Problem description ▸ Write out the material below again, unchanged.

[Records excerpted from a collection]
§ §

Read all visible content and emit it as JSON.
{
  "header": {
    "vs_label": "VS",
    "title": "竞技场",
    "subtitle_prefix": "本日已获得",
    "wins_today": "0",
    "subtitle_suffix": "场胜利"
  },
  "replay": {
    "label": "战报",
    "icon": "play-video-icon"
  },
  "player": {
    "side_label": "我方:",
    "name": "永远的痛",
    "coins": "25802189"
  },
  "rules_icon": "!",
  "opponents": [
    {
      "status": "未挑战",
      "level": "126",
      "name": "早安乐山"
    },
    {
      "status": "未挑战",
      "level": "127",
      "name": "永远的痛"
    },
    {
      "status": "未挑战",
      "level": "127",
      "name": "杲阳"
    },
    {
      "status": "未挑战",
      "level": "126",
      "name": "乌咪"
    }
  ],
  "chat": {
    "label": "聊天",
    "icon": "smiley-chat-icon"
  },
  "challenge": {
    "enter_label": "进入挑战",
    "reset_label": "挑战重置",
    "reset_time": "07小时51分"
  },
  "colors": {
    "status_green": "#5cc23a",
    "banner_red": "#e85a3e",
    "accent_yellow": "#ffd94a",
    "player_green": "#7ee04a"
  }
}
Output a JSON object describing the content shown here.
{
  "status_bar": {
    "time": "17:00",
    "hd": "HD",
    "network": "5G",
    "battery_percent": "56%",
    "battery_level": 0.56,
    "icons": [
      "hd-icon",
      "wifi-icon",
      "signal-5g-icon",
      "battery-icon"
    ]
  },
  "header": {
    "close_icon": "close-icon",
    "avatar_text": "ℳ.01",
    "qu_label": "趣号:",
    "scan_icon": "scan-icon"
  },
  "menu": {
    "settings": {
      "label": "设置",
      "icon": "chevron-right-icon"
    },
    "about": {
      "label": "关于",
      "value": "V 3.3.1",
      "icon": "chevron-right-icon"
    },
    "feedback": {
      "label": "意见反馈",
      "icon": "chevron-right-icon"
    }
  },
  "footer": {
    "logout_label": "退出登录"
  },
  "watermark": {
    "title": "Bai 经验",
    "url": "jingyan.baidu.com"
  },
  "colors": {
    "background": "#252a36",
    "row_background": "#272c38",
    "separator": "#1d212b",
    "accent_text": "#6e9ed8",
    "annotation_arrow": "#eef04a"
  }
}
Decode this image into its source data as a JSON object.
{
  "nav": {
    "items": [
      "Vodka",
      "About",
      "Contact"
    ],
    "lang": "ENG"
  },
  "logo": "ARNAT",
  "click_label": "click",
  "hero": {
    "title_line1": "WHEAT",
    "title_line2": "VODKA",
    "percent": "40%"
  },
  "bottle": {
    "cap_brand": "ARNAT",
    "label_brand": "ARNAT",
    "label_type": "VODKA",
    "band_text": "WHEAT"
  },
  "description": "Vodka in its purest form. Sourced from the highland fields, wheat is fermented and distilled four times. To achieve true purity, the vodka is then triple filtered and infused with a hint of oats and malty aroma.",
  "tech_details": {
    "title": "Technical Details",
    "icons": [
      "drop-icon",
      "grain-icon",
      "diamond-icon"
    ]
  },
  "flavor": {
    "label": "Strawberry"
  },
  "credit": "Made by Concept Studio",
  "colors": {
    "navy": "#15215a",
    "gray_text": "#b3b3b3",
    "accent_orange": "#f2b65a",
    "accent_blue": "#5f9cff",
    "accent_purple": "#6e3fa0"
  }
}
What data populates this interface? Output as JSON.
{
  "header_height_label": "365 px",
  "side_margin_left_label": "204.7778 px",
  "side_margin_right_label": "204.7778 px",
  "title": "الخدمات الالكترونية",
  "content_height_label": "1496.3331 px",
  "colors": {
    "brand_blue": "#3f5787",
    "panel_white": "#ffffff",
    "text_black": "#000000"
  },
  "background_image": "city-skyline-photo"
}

§ §

Response to the exercise ▸
Read all visible content and emit it as JSON.
{
  "header": {
    "vs_label": "VS",
    "title": "竞技场",
    "subtitle_prefix": "本日已获得",
    "wins_today": "0",
    "subtitle_suffix": "场胜利"
  },
  "replay": {
    "label": "战报",
    "icon": "play-video-icon"
  },
  "player": {
    "side_label": "我方:",
    "name": "永远的痛",
    "coins": "25802189"
  },
  "rules_icon": "!",
  "opponents": [
    {
      "status": "未挑战",
      "level": "126",
      "name": "早安乐山"
    },
    {
      "status": "未挑战",
      "level": "127",
      "name": "永远的痛"
    },
    {
      "status": "未挑战",
      "level": "127",
      "name": "杲阳"
    },
    {
      "status": "未挑战",
      "level": "126",
      "name": "乌咪"
    }
  ],
  "chat": {
    "label": "聊天",
    "icon": "smiley-chat-icon"
  },
  "challenge": {
    "enter_label": "进入挑战",
    "reset_label": "挑战重置",
    "reset_time": "07小时51分"
  },
  "colors": {
    "status_green": "#5cc23a",
    "banner_red": "#e85a3e",
    "accent_yellow": "#ffd94a",
    "player_green": "#7ee04a"
  }
}
Output a JSON object describing the content shown here.
{
  "status_bar": {
    "time": "17:00",
    "hd": "HD",
    "network": "5G",
    "battery_percent": "56%",
    "battery_level": 0.56,
    "icons": [
      "hd-icon",
      "wifi-icon",
      "signal-5g-icon",
      "battery-icon"
    ]
  },
  "header": {
    "close_icon": "close-icon",
    "avatar_text": "ℳ.01",
    "qu_label": "趣号:",
    "scan_icon": "scan-icon"
  },
  "menu": {
    "settings": {
      "label": "设置",
      "icon": "chevron-right-icon"
    },
    "about": {
      "label": "关于",
      "value": "V 3.3.1",
      "icon": "chevron-right-icon"
    },
    "feedback": {
      "label": "意见反馈",
      "icon": "chevron-right-icon"
    }
  },
  "footer": {
    "logout_label": "退出登录"
  },
  "watermark": {
    "title": "Bai 经验",
    "url": "jingyan.baidu.com"
  },
  "colors": {
    "background": "#252a36",
    "row_background": "#272c38",
    "separator": "#1d212b",
    "accent_text": "#6e9ed8",
    "annotation_arrow": "#eef04a"
  }
}
Decode this image into its source data as a JSON object.
{
  "nav": {
    "items": [
      "Vodka",
      "About",
      "Contact"
    ],
    "lang": "ENG"
  },
  "logo": "ARNAT",
  "click_label": "click",
  "hero": {
    "title_line1": "WHEAT",
    "title_line2": "VODKA",
    "percent": "40%"
  },
  "bottle": {
    "cap_brand": "ARNAT",
    "label_brand": "ARNAT",
    "label_type": "VODKA",
    "band_text": "WHEAT"
  },
  "description": "Vodka in its purest form. Sourced from the highland fields, wheat is fermented and distilled four times. To achieve true purity, the vodka is then triple filtered and infused with a hint of oats and malty aroma.",
  "tech_details": {
    "title": "Technical Details",
    "icons": [
      "drop-icon",
      "grain-icon",
      "diamond-icon"
    ]
  },
  "flavor": {
    "label": "Strawberry"
  },
  "credit": "Made by Concept Studio",
  "colors": {
    "navy": "#15215a",
    "gray_text": "#b3b3b3",
    "accent_orange": "#f2b65a",
    "accent_blue": "#5f9cff",
    "accent_purple": "#6e3fa0"
  }
}
What data populates this interface? Output as JSON.
{
  "header_height_label": "365 px",
  "side_margin_left_label": "204.7778 px",
  "side_margin_right_label": "204.7778 px",
  "title": "الخدمات الالكترونية",
  "content_height_label": "1496.3331 px",
  "colors": {
    "brand_blue": "#3f5787",
    "panel_white": "#ffffff",
    "text_black": "#000000"
  },
  "background_image": "city-skyline-photo"
}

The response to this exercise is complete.